WRITTEN INSTRUCTION:
Set down all of the entries word for word, omitting the images they contain.

MATERIAL PROVIDED:
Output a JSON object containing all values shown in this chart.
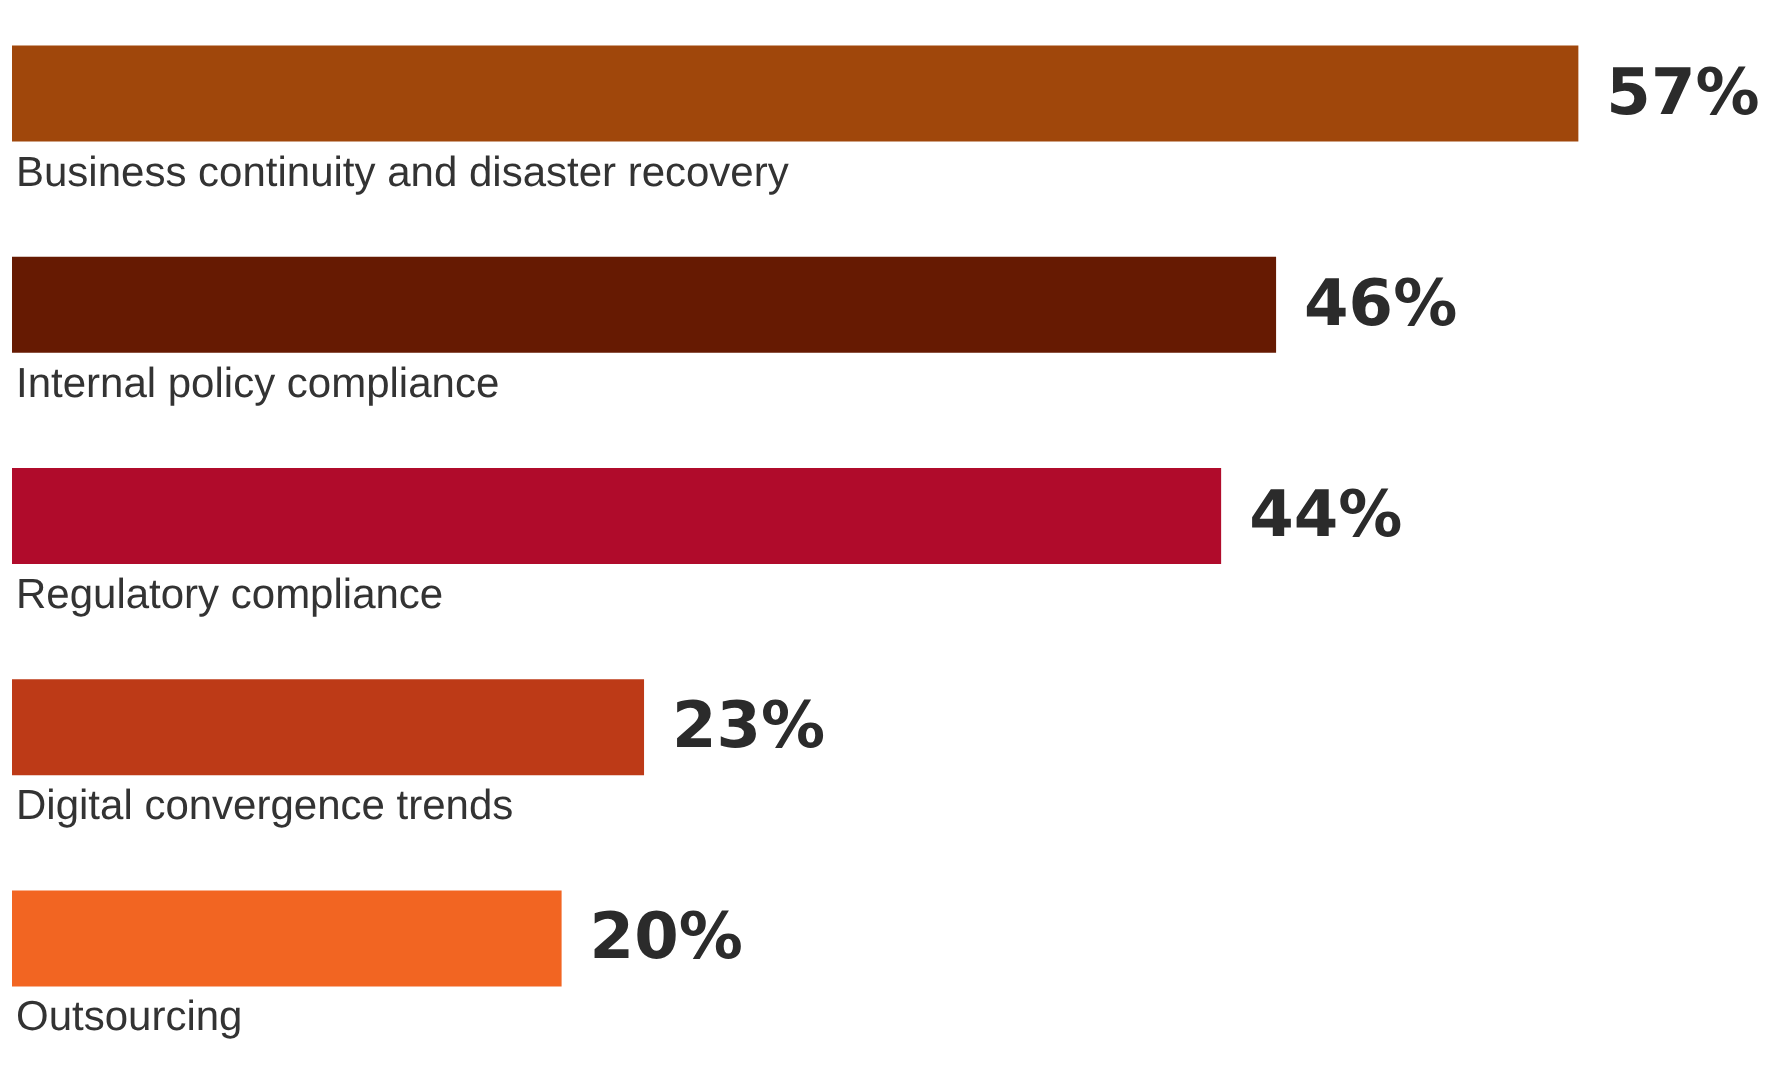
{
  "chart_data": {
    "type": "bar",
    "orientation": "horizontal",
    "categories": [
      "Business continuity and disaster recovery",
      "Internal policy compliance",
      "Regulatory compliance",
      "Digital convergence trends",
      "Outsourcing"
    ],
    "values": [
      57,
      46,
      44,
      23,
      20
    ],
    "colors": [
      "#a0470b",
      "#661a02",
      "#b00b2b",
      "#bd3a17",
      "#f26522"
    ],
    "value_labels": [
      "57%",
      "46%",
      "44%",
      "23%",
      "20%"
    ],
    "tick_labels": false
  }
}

OUTPUT BELOW:
Output a JSON object containing all values shown in this chart.
{
  "chart_data": {
    "type": "bar",
    "orientation": "horizontal",
    "categories": [
      "Business continuity and disaster recovery",
      "Internal policy compliance",
      "Regulatory compliance",
      "Digital convergence trends",
      "Outsourcing"
    ],
    "values": [
      57,
      46,
      44,
      23,
      20
    ],
    "colors": [
      "#a0470b",
      "#661a02",
      "#b00b2b",
      "#bd3a17",
      "#f26522"
    ],
    "value_labels": [
      "57%",
      "46%",
      "44%",
      "23%",
      "20%"
    ],
    "tick_labels": false
  }
}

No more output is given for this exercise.